**Task description**
Work out the number of lines containing "screenshot". Answer with nothing but that number.

# Material provided start

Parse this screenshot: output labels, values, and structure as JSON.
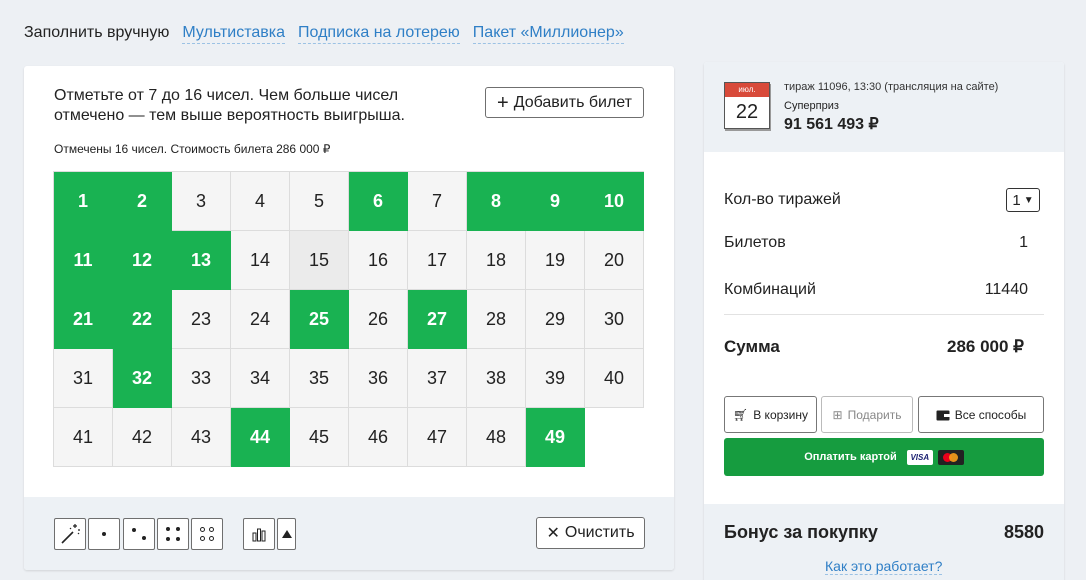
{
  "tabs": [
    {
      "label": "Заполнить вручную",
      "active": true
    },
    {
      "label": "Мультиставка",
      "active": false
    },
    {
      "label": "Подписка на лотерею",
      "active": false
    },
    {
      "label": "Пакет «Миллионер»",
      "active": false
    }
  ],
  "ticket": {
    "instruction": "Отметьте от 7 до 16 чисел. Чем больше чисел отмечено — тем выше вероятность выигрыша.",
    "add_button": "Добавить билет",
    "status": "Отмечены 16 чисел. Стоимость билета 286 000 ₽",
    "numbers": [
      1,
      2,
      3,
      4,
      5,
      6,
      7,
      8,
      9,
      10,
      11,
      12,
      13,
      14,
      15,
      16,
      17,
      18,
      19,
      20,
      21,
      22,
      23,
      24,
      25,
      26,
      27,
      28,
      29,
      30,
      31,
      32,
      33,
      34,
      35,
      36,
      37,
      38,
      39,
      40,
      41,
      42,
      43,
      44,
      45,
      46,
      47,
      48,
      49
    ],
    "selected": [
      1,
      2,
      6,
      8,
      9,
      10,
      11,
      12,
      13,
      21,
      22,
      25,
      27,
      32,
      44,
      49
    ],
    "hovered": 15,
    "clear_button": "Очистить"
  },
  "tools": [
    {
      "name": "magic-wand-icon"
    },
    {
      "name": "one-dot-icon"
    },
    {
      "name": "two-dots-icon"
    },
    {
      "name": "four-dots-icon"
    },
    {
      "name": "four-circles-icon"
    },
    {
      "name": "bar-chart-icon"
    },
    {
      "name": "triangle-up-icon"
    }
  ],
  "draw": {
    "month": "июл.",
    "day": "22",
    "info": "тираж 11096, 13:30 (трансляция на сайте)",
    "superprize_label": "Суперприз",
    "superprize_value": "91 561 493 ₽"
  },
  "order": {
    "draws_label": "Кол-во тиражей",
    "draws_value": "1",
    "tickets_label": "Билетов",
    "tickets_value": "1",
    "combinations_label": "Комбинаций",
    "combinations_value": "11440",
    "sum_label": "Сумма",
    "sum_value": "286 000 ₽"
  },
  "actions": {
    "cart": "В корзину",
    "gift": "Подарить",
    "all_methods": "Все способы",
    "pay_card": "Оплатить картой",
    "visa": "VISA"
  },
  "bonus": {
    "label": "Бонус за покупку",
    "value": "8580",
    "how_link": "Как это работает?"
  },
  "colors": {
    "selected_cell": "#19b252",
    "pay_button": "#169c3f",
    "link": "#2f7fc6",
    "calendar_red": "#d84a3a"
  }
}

# Material provided end
# Material provided start

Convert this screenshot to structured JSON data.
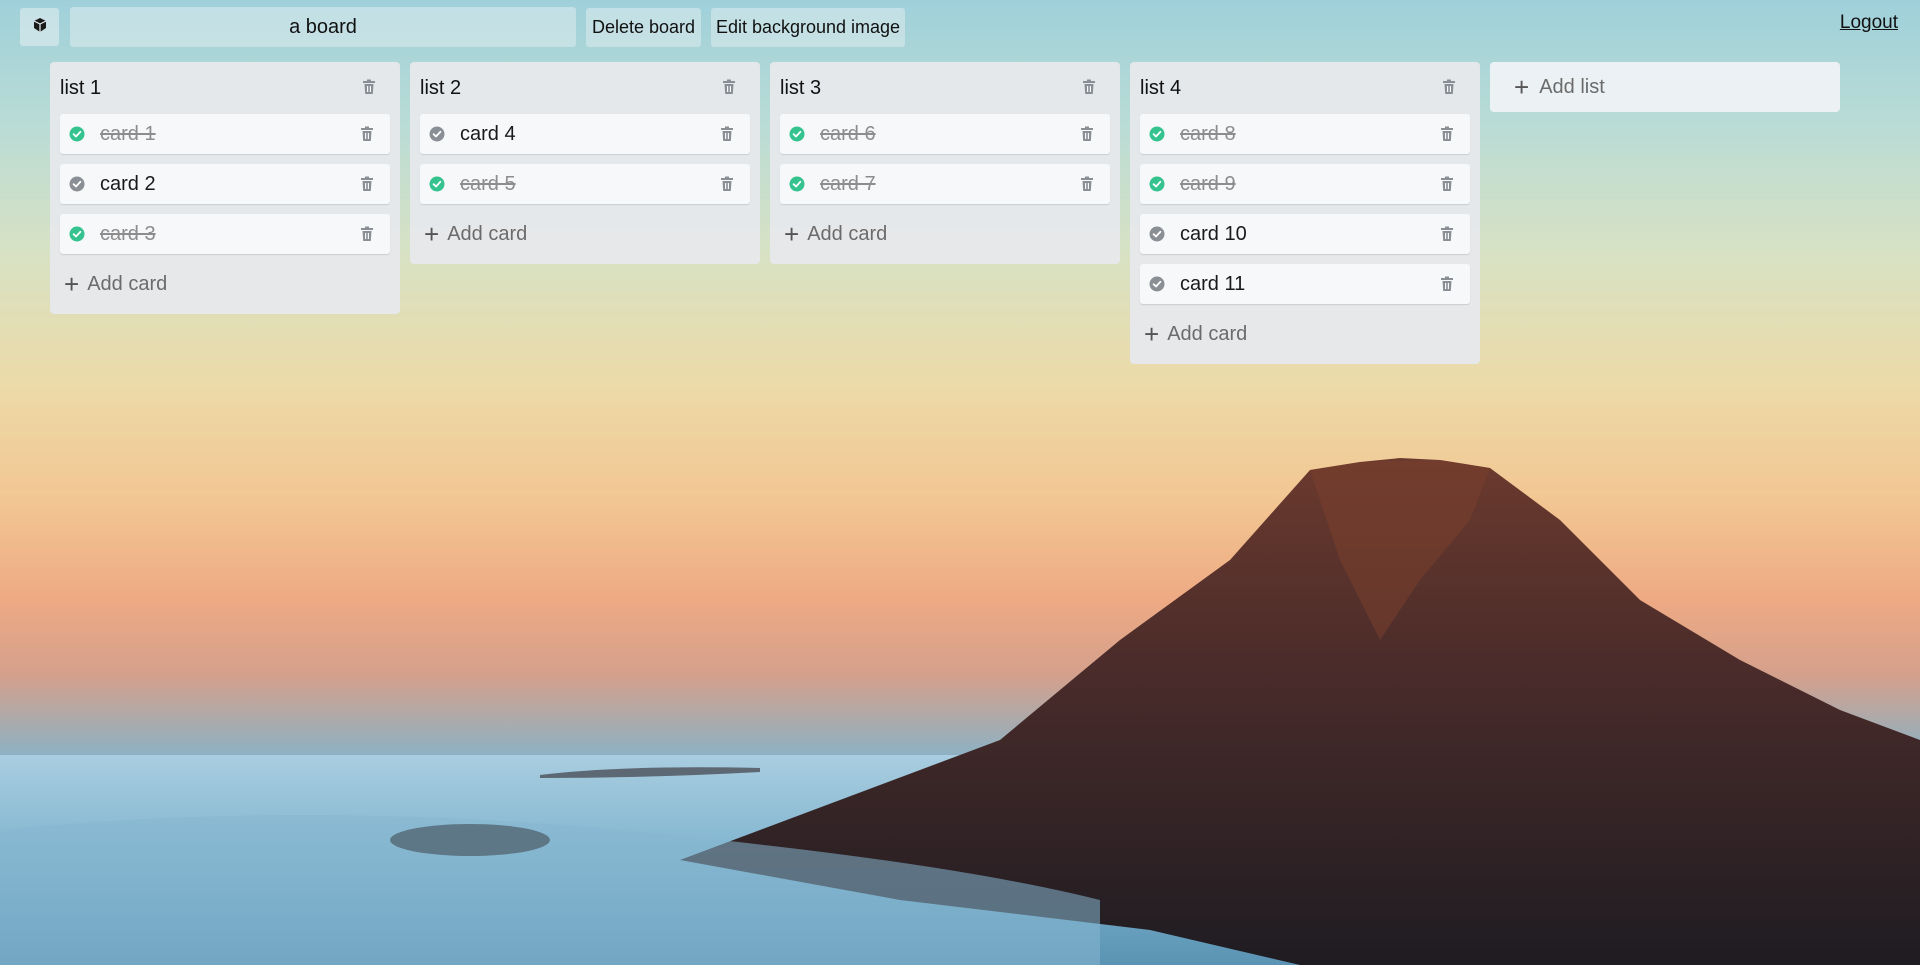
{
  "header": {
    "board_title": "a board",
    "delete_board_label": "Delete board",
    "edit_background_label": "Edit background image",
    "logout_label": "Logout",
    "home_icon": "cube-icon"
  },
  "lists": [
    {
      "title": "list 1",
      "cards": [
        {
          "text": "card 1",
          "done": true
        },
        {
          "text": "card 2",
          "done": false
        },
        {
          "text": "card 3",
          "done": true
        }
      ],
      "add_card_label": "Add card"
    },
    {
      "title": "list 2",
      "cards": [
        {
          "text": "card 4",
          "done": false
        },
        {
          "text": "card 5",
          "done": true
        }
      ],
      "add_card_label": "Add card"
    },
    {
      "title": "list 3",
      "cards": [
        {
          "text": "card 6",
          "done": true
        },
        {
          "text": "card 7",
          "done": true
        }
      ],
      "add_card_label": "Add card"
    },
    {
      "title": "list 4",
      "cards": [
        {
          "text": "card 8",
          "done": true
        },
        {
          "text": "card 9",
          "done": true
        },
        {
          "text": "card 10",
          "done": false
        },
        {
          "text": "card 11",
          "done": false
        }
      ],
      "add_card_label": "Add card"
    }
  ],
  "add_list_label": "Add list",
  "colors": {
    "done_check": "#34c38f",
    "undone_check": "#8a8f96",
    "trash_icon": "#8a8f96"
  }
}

# Material provided end

**Full solution**
2